**Written request**
Report how many lines in the records below contain the word "from". Give only the number.

**Material supplied**
— Begin —

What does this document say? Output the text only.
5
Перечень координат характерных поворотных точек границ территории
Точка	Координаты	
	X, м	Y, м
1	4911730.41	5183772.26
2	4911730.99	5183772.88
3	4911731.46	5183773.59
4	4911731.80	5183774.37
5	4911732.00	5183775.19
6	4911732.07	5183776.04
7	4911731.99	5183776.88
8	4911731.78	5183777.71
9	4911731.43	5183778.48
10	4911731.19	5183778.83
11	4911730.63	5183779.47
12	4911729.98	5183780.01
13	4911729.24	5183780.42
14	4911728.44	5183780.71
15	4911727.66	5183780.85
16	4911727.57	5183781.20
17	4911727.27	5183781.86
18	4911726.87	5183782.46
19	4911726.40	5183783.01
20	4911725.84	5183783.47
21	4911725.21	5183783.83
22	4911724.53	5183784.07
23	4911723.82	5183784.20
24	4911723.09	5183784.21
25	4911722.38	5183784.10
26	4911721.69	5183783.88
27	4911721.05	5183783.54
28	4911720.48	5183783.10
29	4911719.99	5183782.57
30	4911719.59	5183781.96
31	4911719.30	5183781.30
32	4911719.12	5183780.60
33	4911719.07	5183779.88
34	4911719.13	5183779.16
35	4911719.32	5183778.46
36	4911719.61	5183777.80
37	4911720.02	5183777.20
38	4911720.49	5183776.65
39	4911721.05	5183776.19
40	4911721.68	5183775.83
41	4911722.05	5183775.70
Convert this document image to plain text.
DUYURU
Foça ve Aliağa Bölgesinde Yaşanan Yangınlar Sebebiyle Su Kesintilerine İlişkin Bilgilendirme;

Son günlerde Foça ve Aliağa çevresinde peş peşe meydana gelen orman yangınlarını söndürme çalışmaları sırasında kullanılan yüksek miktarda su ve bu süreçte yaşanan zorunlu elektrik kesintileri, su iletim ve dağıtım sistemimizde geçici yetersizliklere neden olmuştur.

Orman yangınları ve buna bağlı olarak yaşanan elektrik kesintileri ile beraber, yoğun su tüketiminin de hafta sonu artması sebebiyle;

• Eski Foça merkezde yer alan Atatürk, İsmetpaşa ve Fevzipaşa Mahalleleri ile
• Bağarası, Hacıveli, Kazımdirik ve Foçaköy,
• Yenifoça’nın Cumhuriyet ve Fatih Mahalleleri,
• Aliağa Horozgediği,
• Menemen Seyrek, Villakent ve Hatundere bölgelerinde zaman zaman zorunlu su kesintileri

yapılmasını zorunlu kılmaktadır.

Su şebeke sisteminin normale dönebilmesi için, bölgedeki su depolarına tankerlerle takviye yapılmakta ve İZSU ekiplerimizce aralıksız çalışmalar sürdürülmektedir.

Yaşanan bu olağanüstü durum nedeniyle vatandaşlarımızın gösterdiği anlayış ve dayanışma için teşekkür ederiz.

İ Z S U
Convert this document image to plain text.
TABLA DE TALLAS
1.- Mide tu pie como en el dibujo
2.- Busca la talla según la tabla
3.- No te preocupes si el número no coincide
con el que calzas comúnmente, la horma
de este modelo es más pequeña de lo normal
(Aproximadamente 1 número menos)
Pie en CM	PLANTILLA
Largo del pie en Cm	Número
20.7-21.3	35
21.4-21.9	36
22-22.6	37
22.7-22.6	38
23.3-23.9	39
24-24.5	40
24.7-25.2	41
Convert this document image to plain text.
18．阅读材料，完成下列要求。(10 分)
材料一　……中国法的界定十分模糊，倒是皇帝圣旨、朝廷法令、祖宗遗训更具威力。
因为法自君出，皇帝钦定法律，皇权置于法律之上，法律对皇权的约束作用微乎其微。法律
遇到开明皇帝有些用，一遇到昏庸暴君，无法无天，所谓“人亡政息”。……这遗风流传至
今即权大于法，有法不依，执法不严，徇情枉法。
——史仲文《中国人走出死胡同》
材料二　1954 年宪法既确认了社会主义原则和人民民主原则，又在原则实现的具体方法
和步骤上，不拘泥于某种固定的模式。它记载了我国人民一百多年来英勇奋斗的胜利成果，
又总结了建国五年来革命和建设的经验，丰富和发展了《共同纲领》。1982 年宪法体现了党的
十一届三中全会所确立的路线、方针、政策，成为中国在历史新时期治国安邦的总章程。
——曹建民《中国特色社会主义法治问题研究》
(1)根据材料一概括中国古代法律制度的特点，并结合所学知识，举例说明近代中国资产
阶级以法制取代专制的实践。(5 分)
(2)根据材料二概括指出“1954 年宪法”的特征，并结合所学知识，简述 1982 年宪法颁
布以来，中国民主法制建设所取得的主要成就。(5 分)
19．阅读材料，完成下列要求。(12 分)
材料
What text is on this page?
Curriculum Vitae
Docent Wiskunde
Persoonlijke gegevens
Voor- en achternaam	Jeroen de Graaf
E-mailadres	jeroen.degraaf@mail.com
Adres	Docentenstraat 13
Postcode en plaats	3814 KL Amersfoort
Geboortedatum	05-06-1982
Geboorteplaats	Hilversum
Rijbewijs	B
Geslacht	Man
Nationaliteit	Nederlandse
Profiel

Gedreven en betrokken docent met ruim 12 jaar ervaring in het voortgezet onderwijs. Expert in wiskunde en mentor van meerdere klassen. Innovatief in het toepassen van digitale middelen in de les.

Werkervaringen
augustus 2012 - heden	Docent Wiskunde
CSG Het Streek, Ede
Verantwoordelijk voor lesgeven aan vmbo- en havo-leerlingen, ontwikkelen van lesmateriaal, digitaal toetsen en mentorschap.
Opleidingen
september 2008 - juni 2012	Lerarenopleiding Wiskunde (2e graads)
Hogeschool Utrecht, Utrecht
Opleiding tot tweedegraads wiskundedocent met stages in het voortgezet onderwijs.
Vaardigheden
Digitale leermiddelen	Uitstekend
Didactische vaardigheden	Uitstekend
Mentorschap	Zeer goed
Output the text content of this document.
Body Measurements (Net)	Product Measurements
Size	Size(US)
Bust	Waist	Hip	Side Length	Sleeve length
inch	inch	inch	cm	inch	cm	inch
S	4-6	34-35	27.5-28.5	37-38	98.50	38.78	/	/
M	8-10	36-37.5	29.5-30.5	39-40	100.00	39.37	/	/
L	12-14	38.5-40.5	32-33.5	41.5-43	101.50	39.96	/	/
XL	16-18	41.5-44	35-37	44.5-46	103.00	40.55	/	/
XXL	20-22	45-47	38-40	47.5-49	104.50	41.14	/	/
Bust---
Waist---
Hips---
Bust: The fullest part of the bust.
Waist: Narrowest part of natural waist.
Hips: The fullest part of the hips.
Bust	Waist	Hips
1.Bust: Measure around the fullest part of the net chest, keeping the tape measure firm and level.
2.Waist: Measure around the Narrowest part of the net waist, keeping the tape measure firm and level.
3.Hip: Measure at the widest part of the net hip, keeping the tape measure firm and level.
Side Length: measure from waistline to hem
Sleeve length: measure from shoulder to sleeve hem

— End —

**In response**
2